RAW DATA.
__________________________________________________
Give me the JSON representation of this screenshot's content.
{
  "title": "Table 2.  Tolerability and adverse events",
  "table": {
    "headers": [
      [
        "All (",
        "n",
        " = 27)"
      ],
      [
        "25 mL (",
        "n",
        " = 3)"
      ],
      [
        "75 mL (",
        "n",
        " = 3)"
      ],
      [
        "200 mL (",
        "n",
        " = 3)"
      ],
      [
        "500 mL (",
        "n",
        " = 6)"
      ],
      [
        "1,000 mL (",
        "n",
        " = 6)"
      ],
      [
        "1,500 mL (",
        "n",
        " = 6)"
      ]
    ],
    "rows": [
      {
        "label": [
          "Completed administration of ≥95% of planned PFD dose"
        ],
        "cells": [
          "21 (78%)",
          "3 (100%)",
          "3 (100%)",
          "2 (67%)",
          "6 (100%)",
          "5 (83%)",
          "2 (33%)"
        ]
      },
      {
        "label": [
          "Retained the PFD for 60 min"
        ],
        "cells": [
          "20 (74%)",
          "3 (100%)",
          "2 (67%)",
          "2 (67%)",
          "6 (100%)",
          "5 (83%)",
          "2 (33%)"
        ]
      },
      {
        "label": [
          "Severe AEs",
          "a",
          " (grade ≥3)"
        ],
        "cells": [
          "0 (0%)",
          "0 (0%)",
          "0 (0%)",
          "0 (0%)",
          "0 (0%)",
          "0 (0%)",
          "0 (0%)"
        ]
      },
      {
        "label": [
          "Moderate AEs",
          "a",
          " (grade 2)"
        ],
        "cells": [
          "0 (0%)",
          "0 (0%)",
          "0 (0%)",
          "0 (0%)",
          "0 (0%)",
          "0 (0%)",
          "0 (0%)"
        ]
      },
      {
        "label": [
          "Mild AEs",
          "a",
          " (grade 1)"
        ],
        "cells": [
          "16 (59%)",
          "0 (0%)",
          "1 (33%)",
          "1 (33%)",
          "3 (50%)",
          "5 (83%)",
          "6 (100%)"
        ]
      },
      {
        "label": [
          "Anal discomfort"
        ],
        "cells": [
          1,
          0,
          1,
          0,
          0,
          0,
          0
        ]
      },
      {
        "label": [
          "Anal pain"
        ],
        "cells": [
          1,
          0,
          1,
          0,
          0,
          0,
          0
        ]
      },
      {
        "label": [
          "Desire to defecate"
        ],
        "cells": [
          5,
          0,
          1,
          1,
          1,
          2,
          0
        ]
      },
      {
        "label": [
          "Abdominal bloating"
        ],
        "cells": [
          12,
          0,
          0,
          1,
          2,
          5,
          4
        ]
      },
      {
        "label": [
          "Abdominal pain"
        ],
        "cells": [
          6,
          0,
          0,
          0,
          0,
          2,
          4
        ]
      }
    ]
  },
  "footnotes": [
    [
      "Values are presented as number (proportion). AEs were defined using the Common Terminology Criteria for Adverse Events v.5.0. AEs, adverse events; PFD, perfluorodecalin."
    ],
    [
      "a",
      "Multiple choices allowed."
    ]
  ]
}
__________________________________________________
STATED EXERCISE. Repeat the lines above exactly.

SOLUTION TO THIS PROBLEM.
Give me the JSON representation of this screenshot's content.
{
  "title": "Table 2.  Tolerability and adverse events",
  "table": {
    "headers": [
      [
        "All (",
        "n",
        " = 27)"
      ],
      [
        "25 mL (",
        "n",
        " = 3)"
      ],
      [
        "75 mL (",
        "n",
        " = 3)"
      ],
      [
        "200 mL (",
        "n",
        " = 3)"
      ],
      [
        "500 mL (",
        "n",
        " = 6)"
      ],
      [
        "1,000 mL (",
        "n",
        " = 6)"
      ],
      [
        "1,500 mL (",
        "n",
        " = 6)"
      ]
    ],
    "rows": [
      {
        "label": [
          "Completed administration of ≥95% of planned PFD dose"
        ],
        "cells": [
          "21 (78%)",
          "3 (100%)",
          "3 (100%)",
          "2 (67%)",
          "6 (100%)",
          "5 (83%)",
          "2 (33%)"
        ]
      },
      {
        "label": [
          "Retained the PFD for 60 min"
        ],
        "cells": [
          "20 (74%)",
          "3 (100%)",
          "2 (67%)",
          "2 (67%)",
          "6 (100%)",
          "5 (83%)",
          "2 (33%)"
        ]
      },
      {
        "label": [
          "Severe AEs",
          "a",
          " (grade ≥3)"
        ],
        "cells": [
          "0 (0%)",
          "0 (0%)",
          "0 (0%)",
          "0 (0%)",
          "0 (0%)",
          "0 (0%)",
          "0 (0%)"
        ]
      },
      {
        "label": [
          "Moderate AEs",
          "a",
          " (grade 2)"
        ],
        "cells": [
          "0 (0%)",
          "0 (0%)",
          "0 (0%)",
          "0 (0%)",
          "0 (0%)",
          "0 (0%)",
          "0 (0%)"
        ]
      },
      {
        "label": [
          "Mild AEs",
          "a",
          " (grade 1)"
        ],
        "cells": [
          "16 (59%)",
          "0 (0%)",
          "1 (33%)",
          "1 (33%)",
          "3 (50%)",
          "5 (83%)",
          "6 (100%)"
        ]
      },
      {
        "label": [
          "Anal discomfort"
        ],
        "cells": [
          1,
          0,
          1,
          0,
          0,
          0,
          0
        ]
      },
      {
        "label": [
          "Anal pain"
        ],
        "cells": [
          1,
          0,
          1,
          0,
          0,
          0,
          0
        ]
      },
      {
        "label": [
          "Desire to defecate"
        ],
        "cells": [
          5,
          0,
          1,
          1,
          1,
          2,
          0
        ]
      },
      {
        "label": [
          "Abdominal bloating"
        ],
        "cells": [
          12,
          0,
          0,
          1,
          2,
          5,
          4
        ]
      },
      {
        "label": [
          "Abdominal pain"
        ],
        "cells": [
          6,
          0,
          0,
          0,
          0,
          2,
          4
        ]
      }
    ]
  },
  "footnotes": [
    [
      "Values are presented as number (proportion). AEs were defined using the Common Terminology Criteria for Adverse Events v.5.0. AEs, adverse events; PFD, perfluorodecalin."
    ],
    [
      "a",
      "Multiple choices allowed."
    ]
  ]
}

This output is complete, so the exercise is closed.